- [Short problem] Copy each line that has the string "Kardashian" somewhere in it.

- [Data supplied]
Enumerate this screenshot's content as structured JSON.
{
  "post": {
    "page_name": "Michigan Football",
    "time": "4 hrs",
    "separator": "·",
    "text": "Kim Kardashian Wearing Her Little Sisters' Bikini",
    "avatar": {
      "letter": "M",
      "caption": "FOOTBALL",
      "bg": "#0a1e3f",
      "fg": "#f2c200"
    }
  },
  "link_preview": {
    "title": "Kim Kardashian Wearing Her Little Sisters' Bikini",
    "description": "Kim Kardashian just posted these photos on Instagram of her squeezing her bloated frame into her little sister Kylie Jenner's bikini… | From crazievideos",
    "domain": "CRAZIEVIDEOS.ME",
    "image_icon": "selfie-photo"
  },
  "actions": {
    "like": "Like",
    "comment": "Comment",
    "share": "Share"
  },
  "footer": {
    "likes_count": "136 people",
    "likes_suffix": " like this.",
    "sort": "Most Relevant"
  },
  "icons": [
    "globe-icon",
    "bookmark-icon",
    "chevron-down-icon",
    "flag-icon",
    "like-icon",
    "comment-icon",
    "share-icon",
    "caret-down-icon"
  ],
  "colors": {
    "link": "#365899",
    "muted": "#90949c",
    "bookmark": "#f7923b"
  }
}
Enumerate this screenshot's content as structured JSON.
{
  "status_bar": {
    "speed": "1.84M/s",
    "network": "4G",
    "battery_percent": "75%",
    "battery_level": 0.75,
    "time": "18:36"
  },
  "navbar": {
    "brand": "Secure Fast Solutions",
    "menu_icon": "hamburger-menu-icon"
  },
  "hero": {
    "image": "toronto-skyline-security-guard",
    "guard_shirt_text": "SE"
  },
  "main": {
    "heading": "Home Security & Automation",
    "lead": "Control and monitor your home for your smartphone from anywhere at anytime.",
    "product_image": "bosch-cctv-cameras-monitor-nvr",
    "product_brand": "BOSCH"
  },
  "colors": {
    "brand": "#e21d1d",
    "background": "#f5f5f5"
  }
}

- [Reply]
    "text": "Kim Kardashian Wearing Her Little Sisters' Bikini",
    "title": "Kim Kardashian Wearing Her Little Sisters' Bikini",
    "description": "Kim Kardashian just posted these photos on Instagram of her squeezing her bloated frame into her little sister Kylie Jenner's bikini… | From crazievideos",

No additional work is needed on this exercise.